==== LISTED RECORDS ====

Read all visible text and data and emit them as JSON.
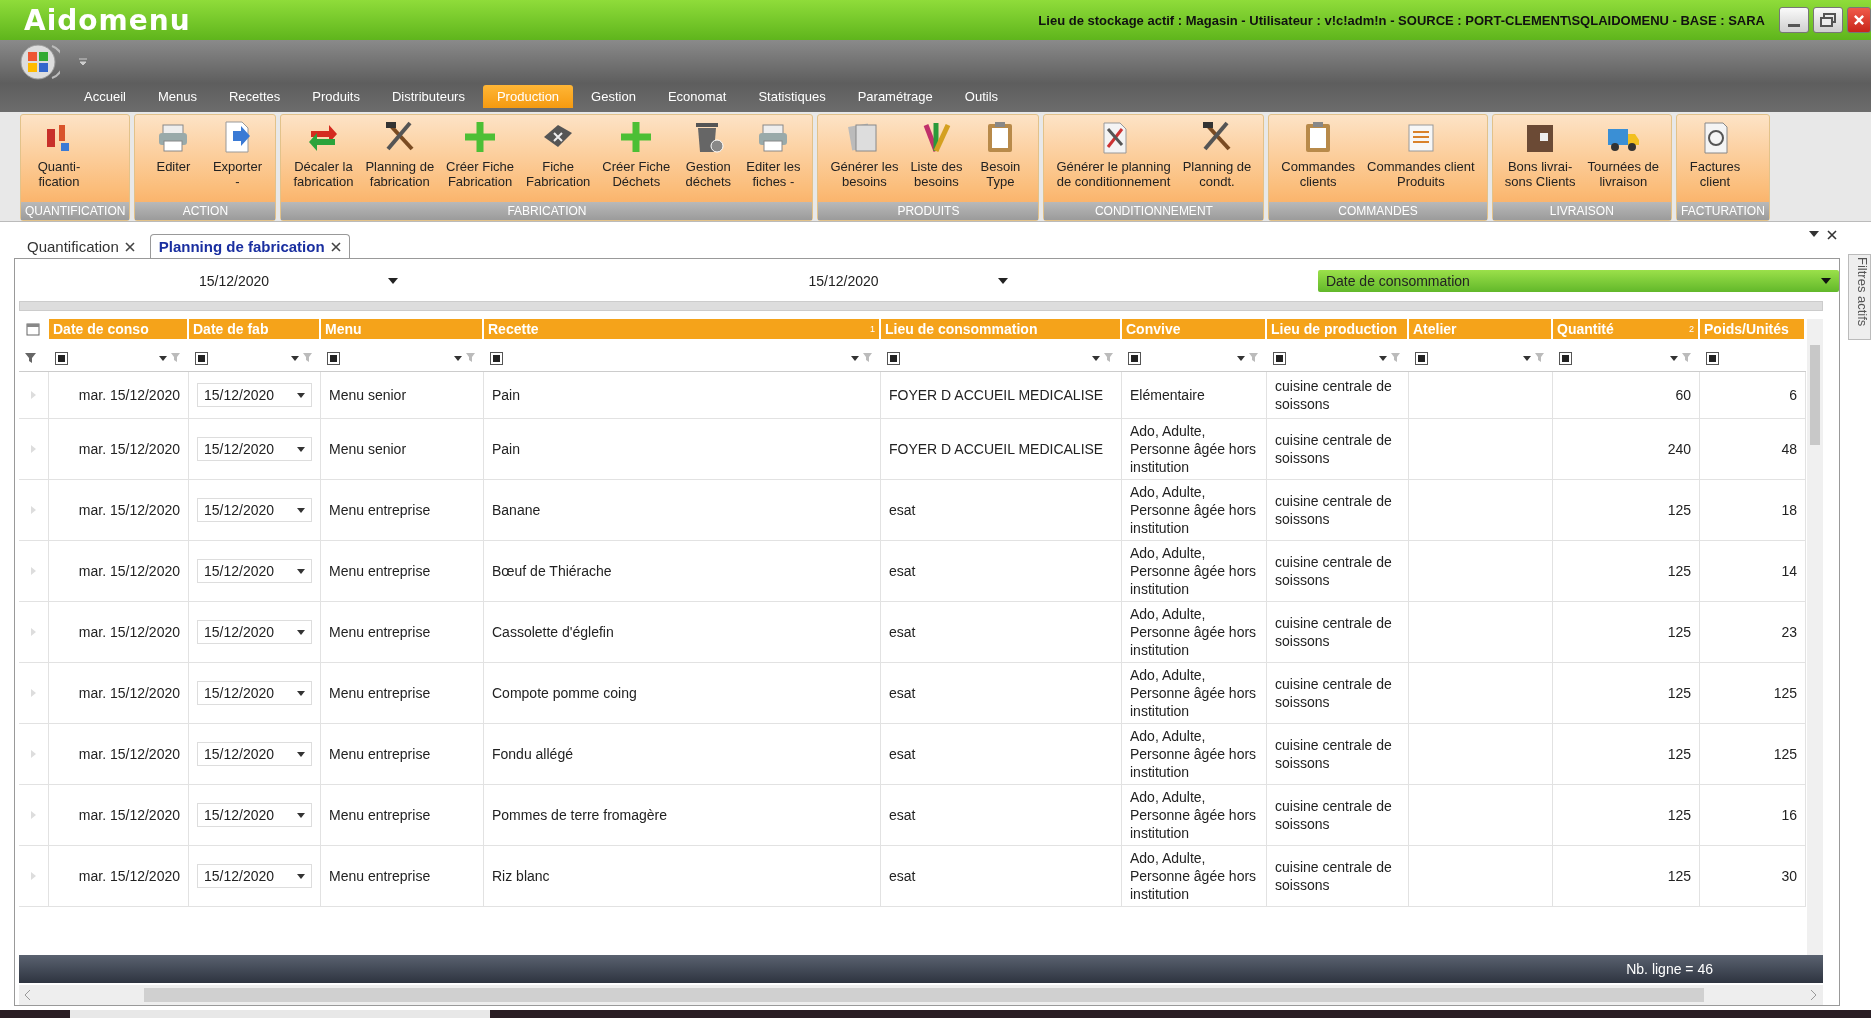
{
  "window": {
    "title": "Aidomenu",
    "info": "Lieu de stockage actif : Magasin - Utilisateur : v!c!adm!n - SOURCE : PORT-CLEMENT\\SQLAIDOMENU - BASE : SARA"
  },
  "menu": [
    {
      "label": "Accueil",
      "selected": false
    },
    {
      "label": "Menus",
      "selected": false
    },
    {
      "label": "Recettes",
      "selected": false
    },
    {
      "label": "Produits",
      "selected": false
    },
    {
      "label": "Distributeurs",
      "selected": false
    },
    {
      "label": "Production",
      "selected": true
    },
    {
      "label": "Gestion",
      "selected": false
    },
    {
      "label": "Economat",
      "selected": false
    },
    {
      "label": "Statistiques",
      "selected": false
    },
    {
      "label": "Paramétrage",
      "selected": false
    },
    {
      "label": "Outils",
      "selected": false
    }
  ],
  "ribbon": [
    {
      "label": "QUANTIFICATION",
      "buttons": [
        "Quanti-\nfication"
      ]
    },
    {
      "label": "ACTION",
      "buttons": [
        "Editer",
        "Exporter\n-"
      ]
    },
    {
      "label": "FABRICATION",
      "buttons": [
        "Décaler la\nfabrication",
        "Planning de\nfabrication",
        "Créer Fiche\nFabrication",
        "Fiche\nFabrication",
        "Créer Fiche\nDéchets",
        "Gestion\ndéchets",
        "Editer les\nfiches -"
      ]
    },
    {
      "label": "PRODUITS",
      "buttons": [
        "Générer les\nbesoins",
        "Liste des\nbesoins",
        "Besoin\nType"
      ]
    },
    {
      "label": "CONDITIONNEMENT",
      "buttons": [
        "Générer le planning\nde conditionnement",
        "Planning de\ncondt."
      ]
    },
    {
      "label": "COMMANDES",
      "buttons": [
        "Commandes\nclients",
        "Commandes client\nProduits"
      ]
    },
    {
      "label": "LIVRAISON",
      "buttons": [
        "Bons livrai-\nsons Clients",
        "Tournées de\nlivraison"
      ]
    },
    {
      "label": "FACTURATION",
      "buttons": [
        "Factures\nclient"
      ]
    }
  ],
  "doc_tabs": [
    {
      "label": "Quantification",
      "selected": false
    },
    {
      "label": "Planning de fabrication",
      "selected": true
    }
  ],
  "filters": {
    "date_from": "15/12/2020",
    "date_to": "15/12/2020",
    "date_type": "Date de consommation",
    "side_tab": "Filtres actifs"
  },
  "table": {
    "columns": [
      {
        "label": "Date de conso"
      },
      {
        "label": "Date de fab"
      },
      {
        "label": "Menu"
      },
      {
        "label": "Recette",
        "sort": "1"
      },
      {
        "label": "Lieu de consommation"
      },
      {
        "label": "Convive"
      },
      {
        "label": "Lieu de production"
      },
      {
        "label": "Atelier"
      },
      {
        "label": "Quantité",
        "sort": "2"
      },
      {
        "label": "Poids/Unités"
      }
    ],
    "rows": [
      [
        "mar. 15/12/2020",
        "15/12/2020",
        "Menu senior",
        "Pain",
        "FOYER D ACCUEIL MEDICALISE",
        "Elémentaire",
        "cuisine centrale de soissons",
        null,
        "60",
        "6"
      ],
      [
        "mar. 15/12/2020",
        "15/12/2020",
        "Menu senior",
        "Pain",
        "FOYER D ACCUEIL MEDICALISE",
        "Ado, Adulte, Personne âgée hors institution",
        "cuisine centrale de soissons",
        null,
        "240",
        "48"
      ],
      [
        "mar. 15/12/2020",
        "15/12/2020",
        "Menu entreprise",
        "Banane",
        "esat",
        "Ado, Adulte, Personne âgée hors institution",
        "cuisine centrale de soissons",
        null,
        "125",
        "18"
      ],
      [
        "mar. 15/12/2020",
        "15/12/2020",
        "Menu entreprise",
        "Bœuf de Thiérache",
        "esat",
        "Ado, Adulte, Personne âgée hors institution",
        "cuisine centrale de soissons",
        null,
        "125",
        "14"
      ],
      [
        "mar. 15/12/2020",
        "15/12/2020",
        "Menu entreprise",
        "Cassolette d'églefin",
        "esat",
        "Ado, Adulte, Personne âgée hors institution",
        "cuisine centrale de soissons",
        null,
        "125",
        "23"
      ],
      [
        "mar. 15/12/2020",
        "15/12/2020",
        "Menu entreprise",
        "Compote pomme coing",
        "esat",
        "Ado, Adulte, Personne âgée hors institution",
        "cuisine centrale de soissons",
        null,
        "125",
        "125"
      ],
      [
        "mar. 15/12/2020",
        "15/12/2020",
        "Menu entreprise",
        "Fondu allégé",
        "esat",
        "Ado, Adulte, Personne âgée hors institution",
        "cuisine centrale de soissons",
        null,
        "125",
        "125"
      ],
      [
        "mar. 15/12/2020",
        "15/12/2020",
        "Menu entreprise",
        "Pommes de terre fromagère",
        "esat",
        "Ado, Adulte, Personne âgée hors institution",
        "cuisine centrale de soissons",
        null,
        "125",
        "16"
      ],
      [
        "mar. 15/12/2020",
        "15/12/2020",
        "Menu entreprise",
        "Riz blanc",
        "esat",
        "Ado, Adulte, Personne âgée hors institution",
        "cuisine centrale de soissons",
        null,
        "125",
        "30"
      ]
    ],
    "footer": "Nb. ligne = 46"
  }
}
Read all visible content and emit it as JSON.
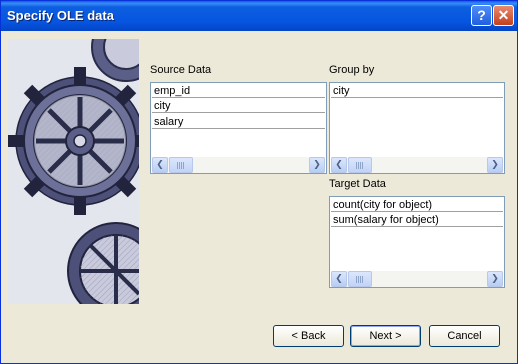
{
  "window": {
    "title": "Specify OLE data",
    "help_glyph": "?",
    "close_glyph": "✕"
  },
  "source": {
    "label": "Source Data",
    "items": [
      "emp_id",
      "city",
      "salary"
    ]
  },
  "groupby": {
    "label": "Group by",
    "items": [
      "city"
    ]
  },
  "target": {
    "label": "Target Data",
    "items": [
      "count(city for object)",
      "sum(salary for object)"
    ]
  },
  "scroll": {
    "left_glyph": "❮",
    "right_glyph": "❯"
  },
  "buttons": {
    "back": "< Back",
    "next": "Next >",
    "cancel": "Cancel"
  }
}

====

### OBJECTIVE
Copy the whole listing above word for word but do not carry over the pictures.

### WORKED ANSWER
Read all visible text and data and emit them as JSON.
{
  "window": {
    "title": "Aidomenu",
    "info": "Lieu de stockage actif : Magasin - Utilisateur : v!c!adm!n - SOURCE : PORT-CLEMENT\\SQLAIDOMENU - BASE : SARA"
  },
  "menu": [
    {
      "label": "Accueil",
      "selected": false
    },
    {
      "label": "Menus",
      "selected": false
    },
    {
      "label": "Recettes",
      "selected": false
    },
    {
      "label": "Produits",
      "selected": false
    },
    {
      "label": "Distributeurs",
      "selected": false
    },
    {
      "label": "Production",
      "selected": true
    },
    {
      "label": "Gestion",
      "selected": false
    },
    {
      "label": "Economat",
      "selected": false
    },
    {
      "label": "Statistiques",
      "selected": false
    },
    {
      "label": "Paramétrage",
      "selected": false
    },
    {
      "label": "Outils",
      "selected": false
    }
  ],
  "ribbon": [
    {
      "label": "QUANTIFICATION",
      "buttons": [
        "Quanti-\nfication"
      ]
    },
    {
      "label": "ACTION",
      "buttons": [
        "Editer",
        "Exporter\n-"
      ]
    },
    {
      "label": "FABRICATION",
      "buttons": [
        "Décaler la\nfabrication",
        "Planning de\nfabrication",
        "Créer Fiche\nFabrication",
        "Fiche\nFabrication",
        "Créer Fiche\nDéchets",
        "Gestion\ndéchets",
        "Editer les\nfiches -"
      ]
    },
    {
      "label": "PRODUITS",
      "buttons": [
        "Générer les\nbesoins",
        "Liste des\nbesoins",
        "Besoin\nType"
      ]
    },
    {
      "label": "CONDITIONNEMENT",
      "buttons": [
        "Générer le planning\nde conditionnement",
        "Planning de\ncondt."
      ]
    },
    {
      "label": "COMMANDES",
      "buttons": [
        "Commandes\nclients",
        "Commandes client\nProduits"
      ]
    },
    {
      "label": "LIVRAISON",
      "buttons": [
        "Bons livrai-\nsons Clients",
        "Tournées de\nlivraison"
      ]
    },
    {
      "label": "FACTURATION",
      "buttons": [
        "Factures\nclient"
      ]
    }
  ],
  "doc_tabs": [
    {
      "label": "Quantification",
      "selected": false
    },
    {
      "label": "Planning de fabrication",
      "selected": true
    }
  ],
  "filters": {
    "date_from": "15/12/2020",
    "date_to": "15/12/2020",
    "date_type": "Date de consommation",
    "side_tab": "Filtres actifs"
  },
  "table": {
    "columns": [
      {
        "label": "Date de conso"
      },
      {
        "label": "Date de fab"
      },
      {
        "label": "Menu"
      },
      {
        "label": "Recette",
        "sort": "1"
      },
      {
        "label": "Lieu de consommation"
      },
      {
        "label": "Convive"
      },
      {
        "label": "Lieu de production"
      },
      {
        "label": "Atelier"
      },
      {
        "label": "Quantité",
        "sort": "2"
      },
      {
        "label": "Poids/Unités"
      }
    ],
    "rows": [
      [
        "mar. 15/12/2020",
        "15/12/2020",
        "Menu senior",
        "Pain",
        "FOYER D ACCUEIL MEDICALISE",
        "Elémentaire",
        "cuisine centrale de soissons",
        null,
        "60",
        "6"
      ],
      [
        "mar. 15/12/2020",
        "15/12/2020",
        "Menu senior",
        "Pain",
        "FOYER D ACCUEIL MEDICALISE",
        "Ado, Adulte, Personne âgée hors institution",
        "cuisine centrale de soissons",
        null,
        "240",
        "48"
      ],
      [
        "mar. 15/12/2020",
        "15/12/2020",
        "Menu entreprise",
        "Banane",
        "esat",
        "Ado, Adulte, Personne âgée hors institution",
        "cuisine centrale de soissons",
        null,
        "125",
        "18"
      ],
      [
        "mar. 15/12/2020",
        "15/12/2020",
        "Menu entreprise",
        "Bœuf de Thiérache",
        "esat",
        "Ado, Adulte, Personne âgée hors institution",
        "cuisine centrale de soissons",
        null,
        "125",
        "14"
      ],
      [
        "mar. 15/12/2020",
        "15/12/2020",
        "Menu entreprise",
        "Cassolette d'églefin",
        "esat",
        "Ado, Adulte, Personne âgée hors institution",
        "cuisine centrale de soissons",
        null,
        "125",
        "23"
      ],
      [
        "mar. 15/12/2020",
        "15/12/2020",
        "Menu entreprise",
        "Compote pomme coing",
        "esat",
        "Ado, Adulte, Personne âgée hors institution",
        "cuisine centrale de soissons",
        null,
        "125",
        "125"
      ],
      [
        "mar. 15/12/2020",
        "15/12/2020",
        "Menu entreprise",
        "Fondu allégé",
        "esat",
        "Ado, Adulte, Personne âgée hors institution",
        "cuisine centrale de soissons",
        null,
        "125",
        "125"
      ],
      [
        "mar. 15/12/2020",
        "15/12/2020",
        "Menu entreprise",
        "Pommes de terre fromagère",
        "esat",
        "Ado, Adulte, Personne âgée hors institution",
        "cuisine centrale de soissons",
        null,
        "125",
        "16"
      ],
      [
        "mar. 15/12/2020",
        "15/12/2020",
        "Menu entreprise",
        "Riz blanc",
        "esat",
        "Ado, Adulte, Personne âgée hors institution",
        "cuisine centrale de soissons",
        null,
        "125",
        "30"
      ]
    ],
    "footer": "Nb. ligne = 46"
  }
}
Read all visible content and emit it as JSON.
{
  "window": {
    "title": "Specify OLE data",
    "help_glyph": "?",
    "close_glyph": "✕"
  },
  "source": {
    "label": "Source Data",
    "items": [
      "emp_id",
      "city",
      "salary"
    ]
  },
  "groupby": {
    "label": "Group by",
    "items": [
      "city"
    ]
  },
  "target": {
    "label": "Target Data",
    "items": [
      "count(city for object)",
      "sum(salary for object)"
    ]
  },
  "scroll": {
    "left_glyph": "❮",
    "right_glyph": "❯"
  },
  "buttons": {
    "back": "< Back",
    "next": "Next >",
    "cancel": "Cancel"
  }
}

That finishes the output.